_What needs to be done_. Omit every picture while repeating the entries exactly.

_Exercise data_.
[START]
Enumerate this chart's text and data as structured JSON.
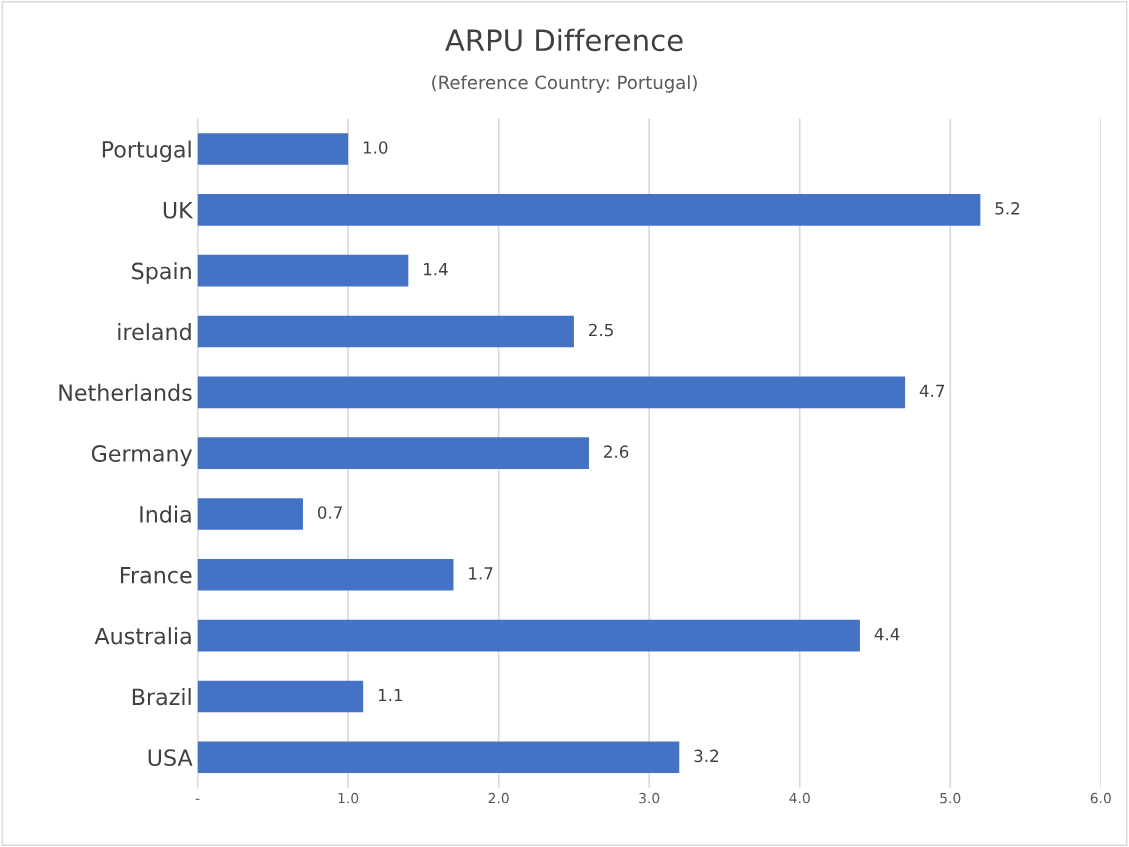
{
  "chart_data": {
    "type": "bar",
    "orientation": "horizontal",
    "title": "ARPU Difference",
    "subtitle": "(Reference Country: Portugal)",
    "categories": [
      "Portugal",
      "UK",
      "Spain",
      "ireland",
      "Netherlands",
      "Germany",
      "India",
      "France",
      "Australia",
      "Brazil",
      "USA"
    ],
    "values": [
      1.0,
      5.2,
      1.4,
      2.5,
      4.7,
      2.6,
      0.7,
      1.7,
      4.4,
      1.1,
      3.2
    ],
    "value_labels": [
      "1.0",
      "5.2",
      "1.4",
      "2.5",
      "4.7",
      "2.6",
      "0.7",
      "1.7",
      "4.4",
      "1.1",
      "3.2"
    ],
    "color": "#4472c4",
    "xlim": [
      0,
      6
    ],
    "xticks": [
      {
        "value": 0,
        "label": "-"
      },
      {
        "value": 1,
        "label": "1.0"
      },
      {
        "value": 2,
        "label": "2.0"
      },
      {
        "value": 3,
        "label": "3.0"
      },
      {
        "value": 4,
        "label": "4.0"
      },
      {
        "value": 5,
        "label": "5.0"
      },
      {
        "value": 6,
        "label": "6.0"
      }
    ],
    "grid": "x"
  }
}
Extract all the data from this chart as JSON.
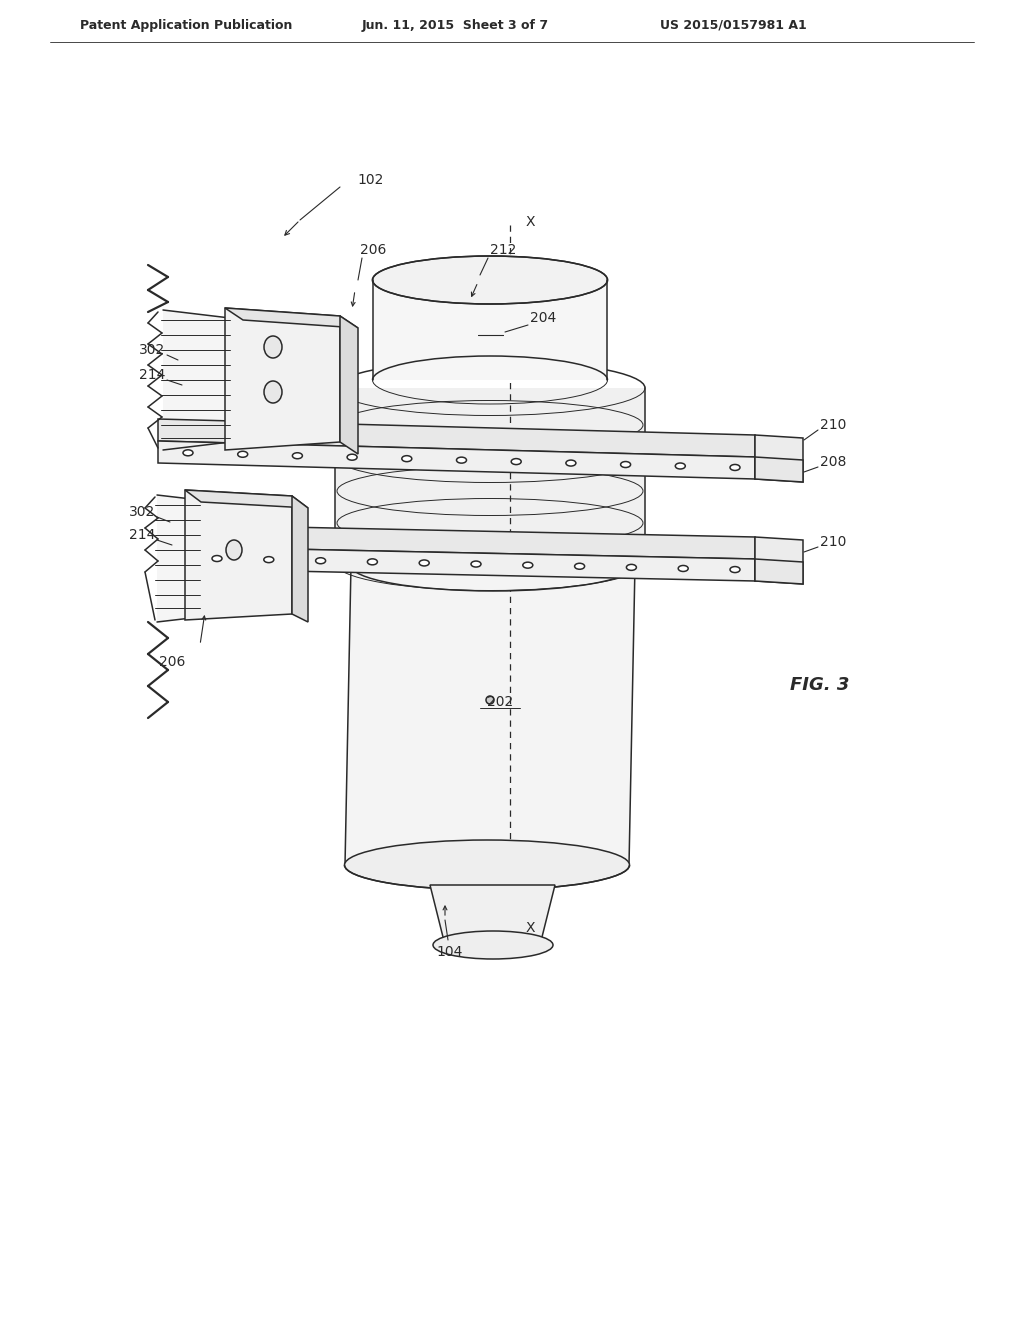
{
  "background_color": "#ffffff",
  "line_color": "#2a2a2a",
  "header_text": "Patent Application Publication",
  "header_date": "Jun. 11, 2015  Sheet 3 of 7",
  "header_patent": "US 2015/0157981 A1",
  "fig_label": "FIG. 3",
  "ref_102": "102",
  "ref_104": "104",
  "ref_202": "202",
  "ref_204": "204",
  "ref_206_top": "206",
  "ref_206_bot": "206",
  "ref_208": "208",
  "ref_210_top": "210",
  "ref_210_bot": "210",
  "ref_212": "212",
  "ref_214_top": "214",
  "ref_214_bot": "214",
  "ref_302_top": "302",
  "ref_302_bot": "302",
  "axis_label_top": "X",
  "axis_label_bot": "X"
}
[END]
_Correct response_.
Enumerate this chart's text and data as structured JSON.
{
  "chart_data": {
    "type": "bar",
    "orientation": "horizontal",
    "title": "ARPU Difference",
    "subtitle": "(Reference Country: Portugal)",
    "categories": [
      "Portugal",
      "UK",
      "Spain",
      "ireland",
      "Netherlands",
      "Germany",
      "India",
      "France",
      "Australia",
      "Brazil",
      "USA"
    ],
    "values": [
      1.0,
      5.2,
      1.4,
      2.5,
      4.7,
      2.6,
      0.7,
      1.7,
      4.4,
      1.1,
      3.2
    ],
    "value_labels": [
      "1.0",
      "5.2",
      "1.4",
      "2.5",
      "4.7",
      "2.6",
      "0.7",
      "1.7",
      "4.4",
      "1.1",
      "3.2"
    ],
    "color": "#4472c4",
    "xlim": [
      0,
      6
    ],
    "xticks": [
      {
        "value": 0,
        "label": "-"
      },
      {
        "value": 1,
        "label": "1.0"
      },
      {
        "value": 2,
        "label": "2.0"
      },
      {
        "value": 3,
        "label": "3.0"
      },
      {
        "value": 4,
        "label": "4.0"
      },
      {
        "value": 5,
        "label": "5.0"
      },
      {
        "value": 6,
        "label": "6.0"
      }
    ],
    "grid": "x"
  }
}
Extract all the data from this chart as JSON.
{
  "background_color": "#ffffff",
  "line_color": "#2a2a2a",
  "header_text": "Patent Application Publication",
  "header_date": "Jun. 11, 2015  Sheet 3 of 7",
  "header_patent": "US 2015/0157981 A1",
  "fig_label": "FIG. 3",
  "ref_102": "102",
  "ref_104": "104",
  "ref_202": "202",
  "ref_204": "204",
  "ref_206_top": "206",
  "ref_206_bot": "206",
  "ref_208": "208",
  "ref_210_top": "210",
  "ref_210_bot": "210",
  "ref_212": "212",
  "ref_214_top": "214",
  "ref_214_bot": "214",
  "ref_302_top": "302",
  "ref_302_bot": "302",
  "axis_label_top": "X",
  "axis_label_bot": "X"
}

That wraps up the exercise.